***** Material shown *****
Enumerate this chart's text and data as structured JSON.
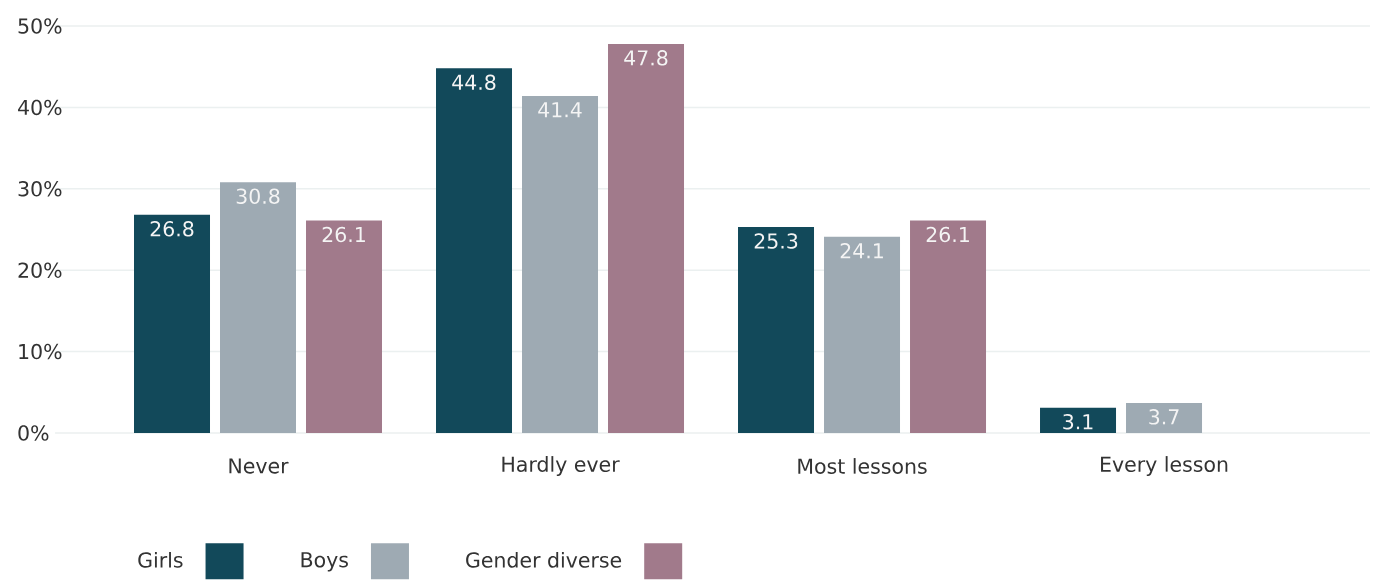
{
  "chart_data": {
    "type": "bar",
    "categories": [
      "Never",
      "Hardly ever",
      "Most lessons",
      "Every lesson"
    ],
    "series": [
      {
        "name": "Girls",
        "color": "#12495a",
        "values": [
          26.8,
          44.8,
          25.3,
          3.1
        ]
      },
      {
        "name": "Boys",
        "color": "#9eaab3",
        "values": [
          30.8,
          41.4,
          24.1,
          3.7
        ]
      },
      {
        "name": "Gender diverse",
        "color": "#a17a8b",
        "values": [
          26.1,
          47.8,
          26.1,
          null
        ]
      }
    ],
    "ylim": [
      0,
      50
    ],
    "yticks": [
      {
        "value": 0,
        "label": "0%"
      },
      {
        "value": 10,
        "label": "10%"
      },
      {
        "value": 20,
        "label": "20%"
      },
      {
        "value": 30,
        "label": "30%"
      },
      {
        "value": 40,
        "label": "40%"
      },
      {
        "value": 50,
        "label": "50%"
      }
    ],
    "grid": "y",
    "legend": "bottom",
    "data_labels": true
  }
}
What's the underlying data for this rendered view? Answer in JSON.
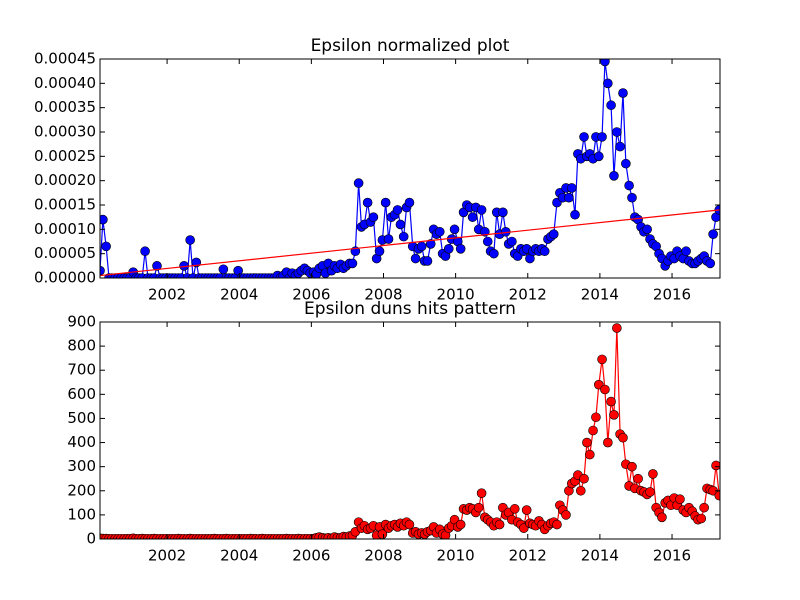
{
  "chart_data": [
    {
      "type": "line",
      "title": "Epsilon normalized plot",
      "x": [
        2000.14,
        2000.22,
        2000.31,
        2000.39,
        2000.47,
        2000.56,
        2000.64,
        2000.72,
        2000.81,
        2000.89,
        2000.97,
        2001.06,
        2001.14,
        2001.22,
        2001.31,
        2001.39,
        2001.47,
        2001.56,
        2001.64,
        2001.72,
        2001.81,
        2001.89,
        2001.97,
        2002.06,
        2002.14,
        2002.22,
        2002.31,
        2002.39,
        2002.47,
        2002.56,
        2002.64,
        2002.72,
        2002.81,
        2002.89,
        2002.97,
        2003.06,
        2003.14,
        2003.22,
        2003.31,
        2003.39,
        2003.47,
        2003.56,
        2003.64,
        2003.72,
        2003.81,
        2003.89,
        2003.97,
        2004.06,
        2004.14,
        2004.22,
        2004.31,
        2004.39,
        2004.47,
        2004.56,
        2004.64,
        2004.72,
        2004.81,
        2004.89,
        2004.97,
        2005.06,
        2005.14,
        2005.22,
        2005.31,
        2005.39,
        2005.47,
        2005.56,
        2005.64,
        2005.72,
        2005.81,
        2005.89,
        2005.97,
        2006.06,
        2006.14,
        2006.22,
        2006.31,
        2006.39,
        2006.47,
        2006.56,
        2006.64,
        2006.72,
        2006.81,
        2006.89,
        2006.97,
        2007.06,
        2007.14,
        2007.22,
        2007.31,
        2007.39,
        2007.47,
        2007.56,
        2007.64,
        2007.72,
        2007.81,
        2007.89,
        2007.97,
        2008.06,
        2008.14,
        2008.22,
        2008.31,
        2008.39,
        2008.47,
        2008.56,
        2008.64,
        2008.72,
        2008.81,
        2008.89,
        2008.97,
        2009.06,
        2009.14,
        2009.22,
        2009.31,
        2009.39,
        2009.47,
        2009.56,
        2009.64,
        2009.72,
        2009.81,
        2009.89,
        2009.97,
        2010.06,
        2010.14,
        2010.22,
        2010.31,
        2010.39,
        2010.47,
        2010.56,
        2010.64,
        2010.72,
        2010.81,
        2010.89,
        2010.97,
        2011.06,
        2011.14,
        2011.22,
        2011.31,
        2011.39,
        2011.47,
        2011.56,
        2011.64,
        2011.72,
        2011.81,
        2011.89,
        2011.97,
        2012.06,
        2012.14,
        2012.22,
        2012.31,
        2012.39,
        2012.47,
        2012.56,
        2012.64,
        2012.72,
        2012.81,
        2012.89,
        2012.97,
        2013.06,
        2013.14,
        2013.22,
        2013.31,
        2013.39,
        2013.47,
        2013.56,
        2013.64,
        2013.72,
        2013.81,
        2013.89,
        2013.97,
        2014.06,
        2014.14,
        2014.22,
        2014.31,
        2014.39,
        2014.47,
        2014.56,
        2014.64,
        2014.72,
        2014.81,
        2014.89,
        2014.97,
        2015.06,
        2015.14,
        2015.22,
        2015.31,
        2015.39,
        2015.47,
        2015.56,
        2015.64,
        2015.72,
        2015.81,
        2015.89,
        2015.97,
        2016.06,
        2016.14,
        2016.22,
        2016.31,
        2016.39,
        2016.47,
        2016.56,
        2016.64,
        2016.72,
        2016.81,
        2016.89,
        2016.97,
        2017.06,
        2017.14,
        2017.22,
        2017.31
      ],
      "series": [
        {
          "color": "#0000ff",
          "values": [
            1.5e-05,
            0.00012,
            6.5e-05,
            0,
            0,
            0,
            0,
            0,
            0,
            0,
            0,
            1.2e-05,
            0,
            0,
            0,
            5.5e-05,
            0,
            0,
            0,
            2.5e-05,
            0,
            0,
            0,
            0,
            0,
            0,
            0,
            0,
            2.5e-05,
            0,
            7.8e-05,
            0,
            3.2e-05,
            0,
            0,
            0,
            0,
            0,
            0,
            0,
            0,
            1.8e-05,
            0,
            0,
            0,
            0,
            1.5e-05,
            0,
            0,
            0,
            0,
            0,
            0,
            0,
            0,
            0,
            0,
            0,
            0,
            5e-06,
            0,
            5e-06,
            1.2e-05,
            0,
            1e-05,
            5e-06,
            1e-05,
            1.5e-05,
            2e-05,
            1.5e-05,
            1e-05,
            1.2e-05,
            8e-06,
            2e-05,
            2.5e-05,
            1e-05,
            3e-05,
            1.5e-05,
            2.5e-05,
            2e-05,
            2.8e-05,
            2e-05,
            2.5e-05,
            3e-05,
            3e-05,
            5.5e-05,
            0.000195,
            0.000105,
            0.00011,
            0.000155,
            0.000115,
            0.000125,
            4e-05,
            5.5e-05,
            7.8e-05,
            0.000155,
            8e-05,
            0.000125,
            0.00013,
            0.00014,
            0.00011,
            8.5e-05,
            0.000145,
            0.000155,
            6.5e-05,
            4e-05,
            6e-05,
            6.5e-05,
            3.5e-05,
            3.5e-05,
            7e-05,
            0.0001,
            9e-05,
            9.5e-05,
            5e-05,
            4.5e-05,
            6e-05,
            8e-05,
            0.0001,
            7.5e-05,
            6e-05,
            0.000135,
            0.00015,
            0.000145,
            0.000125,
            0.000145,
            0.0001,
            0.00014,
            9.5e-05,
            7.5e-05,
            5.5e-05,
            5e-05,
            0.000135,
            9e-05,
            0.000135,
            9.5e-05,
            7e-05,
            7.5e-05,
            5e-05,
            4.5e-05,
            6e-05,
            5.5e-05,
            6e-05,
            4e-05,
            5.5e-05,
            6e-05,
            5.5e-05,
            6e-05,
            5.5e-05,
            8e-05,
            8.5e-05,
            9e-05,
            0.000155,
            0.000175,
            0.000165,
            0.000185,
            0.000165,
            0.000185,
            0.00013,
            0.000255,
            0.000245,
            0.00029,
            0.00025,
            0.000255,
            0.000245,
            0.00029,
            0.00025,
            0.00029,
            0.000445,
            0.0004,
            0.000355,
            0.00021,
            0.0003,
            0.00027,
            0.00038,
            0.000235,
            0.00019,
            0.000165,
            0.000125,
            0.00012,
            0.000105,
            9.5e-05,
            0.0001,
            8e-05,
            7e-05,
            6.5e-05,
            5e-05,
            4e-05,
            2.5e-05,
            3.5e-05,
            4.5e-05,
            4e-05,
            5.5e-05,
            4.5e-05,
            4e-05,
            5.5e-05,
            3.5e-05,
            3e-05,
            3e-05,
            3.5e-05,
            4e-05,
            4.5e-05,
            3.5e-05,
            3e-05,
            9e-05,
            0.000125,
            0.00014
          ]
        }
      ],
      "trend": {
        "color": "#ff0000",
        "x": [
          2000.14,
          2017.33
        ],
        "values": [
          5e-06,
          0.00014
        ]
      },
      "xlim": [
        2000.14,
        2017.33
      ],
      "xticks": [
        2002,
        2004,
        2006,
        2008,
        2010,
        2012,
        2014,
        2016
      ],
      "ylim": [
        0,
        0.00045
      ],
      "yticks": [
        {
          "value": 0,
          "label": "0.00000"
        },
        {
          "value": 5e-05,
          "label": "0.00005"
        },
        {
          "value": 0.0001,
          "label": "0.00010"
        },
        {
          "value": 0.00015,
          "label": "0.00015"
        },
        {
          "value": 0.0002,
          "label": "0.00020"
        },
        {
          "value": 0.00025,
          "label": "0.00025"
        },
        {
          "value": 0.0003,
          "label": "0.00030"
        },
        {
          "value": 0.00035,
          "label": "0.00035"
        },
        {
          "value": 0.0004,
          "label": "0.00040"
        },
        {
          "value": 0.00045,
          "label": "0.00045"
        }
      ]
    },
    {
      "type": "line",
      "title": "Epsilon duns hits pattern",
      "x": [
        2000.14,
        2000.22,
        2000.31,
        2000.39,
        2000.47,
        2000.56,
        2000.64,
        2000.72,
        2000.81,
        2000.89,
        2000.97,
        2001.06,
        2001.14,
        2001.22,
        2001.31,
        2001.39,
        2001.47,
        2001.56,
        2001.64,
        2001.72,
        2001.81,
        2001.89,
        2001.97,
        2002.06,
        2002.14,
        2002.22,
        2002.31,
        2002.39,
        2002.47,
        2002.56,
        2002.64,
        2002.72,
        2002.81,
        2002.89,
        2002.97,
        2003.06,
        2003.14,
        2003.22,
        2003.31,
        2003.39,
        2003.47,
        2003.56,
        2003.64,
        2003.72,
        2003.81,
        2003.89,
        2003.97,
        2004.06,
        2004.14,
        2004.22,
        2004.31,
        2004.39,
        2004.47,
        2004.56,
        2004.64,
        2004.72,
        2004.81,
        2004.89,
        2004.97,
        2005.06,
        2005.14,
        2005.22,
        2005.31,
        2005.39,
        2005.47,
        2005.56,
        2005.64,
        2005.72,
        2005.81,
        2005.89,
        2005.97,
        2006.06,
        2006.14,
        2006.22,
        2006.31,
        2006.39,
        2006.47,
        2006.56,
        2006.64,
        2006.72,
        2006.81,
        2006.89,
        2006.97,
        2007.06,
        2007.14,
        2007.22,
        2007.31,
        2007.39,
        2007.47,
        2007.56,
        2007.64,
        2007.72,
        2007.81,
        2007.89,
        2007.97,
        2008.06,
        2008.14,
        2008.22,
        2008.31,
        2008.39,
        2008.47,
        2008.56,
        2008.64,
        2008.72,
        2008.81,
        2008.89,
        2008.97,
        2009.06,
        2009.14,
        2009.22,
        2009.31,
        2009.39,
        2009.47,
        2009.56,
        2009.64,
        2009.72,
        2009.81,
        2009.89,
        2009.97,
        2010.06,
        2010.14,
        2010.22,
        2010.31,
        2010.39,
        2010.47,
        2010.56,
        2010.64,
        2010.72,
        2010.81,
        2010.89,
        2010.97,
        2011.06,
        2011.14,
        2011.22,
        2011.31,
        2011.39,
        2011.47,
        2011.56,
        2011.64,
        2011.72,
        2011.81,
        2011.89,
        2011.97,
        2012.06,
        2012.14,
        2012.22,
        2012.31,
        2012.39,
        2012.47,
        2012.56,
        2012.64,
        2012.72,
        2012.81,
        2012.89,
        2012.97,
        2013.06,
        2013.14,
        2013.22,
        2013.31,
        2013.39,
        2013.47,
        2013.56,
        2013.64,
        2013.72,
        2013.81,
        2013.89,
        2013.97,
        2014.06,
        2014.14,
        2014.22,
        2014.31,
        2014.39,
        2014.47,
        2014.56,
        2014.64,
        2014.72,
        2014.81,
        2014.89,
        2014.97,
        2015.06,
        2015.14,
        2015.22,
        2015.31,
        2015.39,
        2015.47,
        2015.56,
        2015.64,
        2015.72,
        2015.81,
        2015.89,
        2015.97,
        2016.06,
        2016.14,
        2016.22,
        2016.31,
        2016.39,
        2016.47,
        2016.56,
        2016.64,
        2016.72,
        2016.81,
        2016.89,
        2016.97,
        2017.06,
        2017.14,
        2017.22,
        2017.31
      ],
      "series": [
        {
          "color": "#ff0000",
          "values": [
            3,
            2,
            2,
            1,
            1,
            1,
            1,
            1,
            1,
            1,
            1,
            3,
            1,
            1,
            2,
            1,
            1,
            1,
            2,
            1,
            1,
            1,
            1,
            1,
            1,
            1,
            2,
            1,
            1,
            1,
            2,
            1,
            1,
            1,
            1,
            1,
            1,
            1,
            2,
            1,
            1,
            1,
            2,
            1,
            1,
            1,
            1,
            1,
            1,
            1,
            2,
            1,
            1,
            1,
            2,
            1,
            1,
            1,
            1,
            1,
            1,
            1,
            2,
            1,
            1,
            1,
            2,
            1,
            1,
            1,
            1,
            2,
            5,
            8,
            5,
            3,
            5,
            3,
            8,
            5,
            5,
            10,
            8,
            12,
            15,
            30,
            70,
            45,
            55,
            40,
            45,
            55,
            15,
            50,
            20,
            60,
            45,
            55,
            60,
            50,
            65,
            55,
            70,
            60,
            25,
            30,
            20,
            25,
            20,
            30,
            35,
            50,
            25,
            40,
            20,
            15,
            45,
            55,
            80,
            50,
            60,
            125,
            120,
            130,
            125,
            110,
            130,
            190,
            90,
            80,
            70,
            55,
            70,
            60,
            130,
            100,
            110,
            80,
            125,
            70,
            60,
            45,
            120,
            65,
            60,
            55,
            75,
            60,
            40,
            55,
            65,
            70,
            60,
            140,
            120,
            100,
            200,
            230,
            240,
            265,
            200,
            250,
            400,
            350,
            450,
            505,
            640,
            745,
            620,
            400,
            570,
            515,
            875,
            435,
            420,
            310,
            220,
            300,
            210,
            250,
            200,
            195,
            185,
            195,
            270,
            130,
            110,
            90,
            150,
            160,
            140,
            170,
            140,
            165,
            120,
            110,
            130,
            115,
            95,
            80,
            85,
            130,
            210,
            205,
            200,
            305,
            180
          ]
        }
      ],
      "xlim": [
        2000.14,
        2017.33
      ],
      "xticks": [
        2002,
        2004,
        2006,
        2008,
        2010,
        2012,
        2014,
        2016
      ],
      "ylim": [
        0,
        900
      ],
      "yticks": [
        0,
        100,
        200,
        300,
        400,
        500,
        600,
        700,
        800,
        900
      ]
    }
  ]
}
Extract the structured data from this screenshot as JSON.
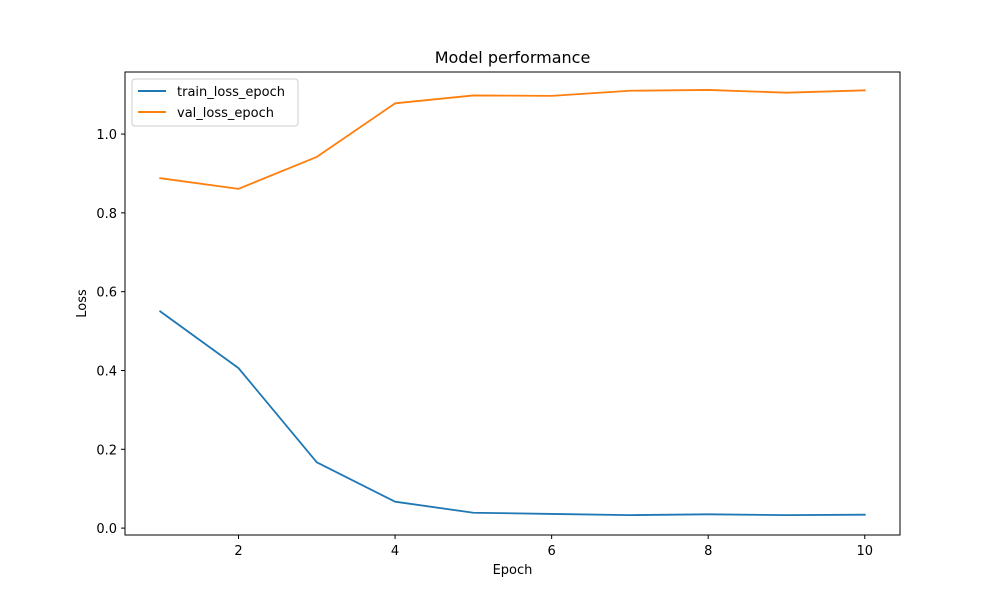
*****
From the data above, copy out every line with the string "color" in it.

Expected answer =>
        "color": "#12495a",
        "color": "#9eaab3",
        "color": "#a17a8b",
          "color": "#0000ff",
        "color": "#ff0000",
          "color": "#ff0000",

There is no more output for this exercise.